* [What is required]:
In the entries below, find every line with "приложение" and copy it.

* [Task inputs]:
================================

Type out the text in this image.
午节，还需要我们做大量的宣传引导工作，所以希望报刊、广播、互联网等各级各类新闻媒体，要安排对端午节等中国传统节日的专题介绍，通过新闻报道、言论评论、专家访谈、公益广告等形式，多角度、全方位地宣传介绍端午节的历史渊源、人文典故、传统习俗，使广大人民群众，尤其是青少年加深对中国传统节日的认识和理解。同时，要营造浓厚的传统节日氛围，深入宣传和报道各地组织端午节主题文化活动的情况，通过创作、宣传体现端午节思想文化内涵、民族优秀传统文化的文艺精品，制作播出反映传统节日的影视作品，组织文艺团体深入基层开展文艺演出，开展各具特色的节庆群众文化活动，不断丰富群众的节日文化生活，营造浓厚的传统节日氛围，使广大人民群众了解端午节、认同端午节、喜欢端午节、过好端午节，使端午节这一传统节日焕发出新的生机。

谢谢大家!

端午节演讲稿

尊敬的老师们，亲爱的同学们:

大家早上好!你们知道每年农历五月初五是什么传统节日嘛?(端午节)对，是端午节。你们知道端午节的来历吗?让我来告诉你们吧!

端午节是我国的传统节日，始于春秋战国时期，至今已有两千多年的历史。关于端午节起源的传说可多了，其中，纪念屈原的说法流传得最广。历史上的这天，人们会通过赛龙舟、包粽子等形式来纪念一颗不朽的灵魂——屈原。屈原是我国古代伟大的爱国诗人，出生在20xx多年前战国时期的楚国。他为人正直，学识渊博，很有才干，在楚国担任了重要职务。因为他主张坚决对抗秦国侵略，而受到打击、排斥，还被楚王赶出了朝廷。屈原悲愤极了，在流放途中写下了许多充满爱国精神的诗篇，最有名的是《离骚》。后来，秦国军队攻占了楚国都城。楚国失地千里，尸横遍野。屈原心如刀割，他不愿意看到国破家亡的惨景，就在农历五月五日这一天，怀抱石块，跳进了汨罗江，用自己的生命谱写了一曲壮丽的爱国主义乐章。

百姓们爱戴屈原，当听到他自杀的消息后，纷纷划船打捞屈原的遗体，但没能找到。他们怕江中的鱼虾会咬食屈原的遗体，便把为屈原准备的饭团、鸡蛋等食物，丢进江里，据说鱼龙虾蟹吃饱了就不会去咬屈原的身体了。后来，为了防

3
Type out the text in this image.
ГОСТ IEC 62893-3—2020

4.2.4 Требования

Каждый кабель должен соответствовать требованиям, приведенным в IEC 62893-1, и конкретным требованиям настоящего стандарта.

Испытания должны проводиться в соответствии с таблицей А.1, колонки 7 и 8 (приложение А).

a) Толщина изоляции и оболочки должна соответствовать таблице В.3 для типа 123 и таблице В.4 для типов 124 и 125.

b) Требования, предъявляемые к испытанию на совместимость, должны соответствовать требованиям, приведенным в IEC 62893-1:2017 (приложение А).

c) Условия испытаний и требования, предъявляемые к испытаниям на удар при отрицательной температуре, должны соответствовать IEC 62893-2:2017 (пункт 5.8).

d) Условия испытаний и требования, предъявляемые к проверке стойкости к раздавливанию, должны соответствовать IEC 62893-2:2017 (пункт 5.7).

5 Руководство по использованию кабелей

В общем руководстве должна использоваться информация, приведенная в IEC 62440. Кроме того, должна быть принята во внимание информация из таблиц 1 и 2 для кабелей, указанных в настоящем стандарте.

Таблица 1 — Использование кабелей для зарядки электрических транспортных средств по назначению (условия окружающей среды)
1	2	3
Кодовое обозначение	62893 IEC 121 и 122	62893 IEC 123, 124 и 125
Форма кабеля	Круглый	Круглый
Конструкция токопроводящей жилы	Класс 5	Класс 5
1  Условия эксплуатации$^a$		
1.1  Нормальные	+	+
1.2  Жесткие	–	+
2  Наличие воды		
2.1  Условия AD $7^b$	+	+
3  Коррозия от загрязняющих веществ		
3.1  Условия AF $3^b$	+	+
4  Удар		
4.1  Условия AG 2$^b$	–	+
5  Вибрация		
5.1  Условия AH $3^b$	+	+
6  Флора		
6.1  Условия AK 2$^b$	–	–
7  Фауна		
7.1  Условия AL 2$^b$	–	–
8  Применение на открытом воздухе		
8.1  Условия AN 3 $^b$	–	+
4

================================

* [Result of this task]:
Испытания должны проводиться в соответствии с таблицей А.1, колонки 7 и 8 (приложение А).
b) Требования, предъявляемые к испытанию на совместимость, должны соответствовать требованиям, приведенным в IEC 62893-1:2017 (приложение А).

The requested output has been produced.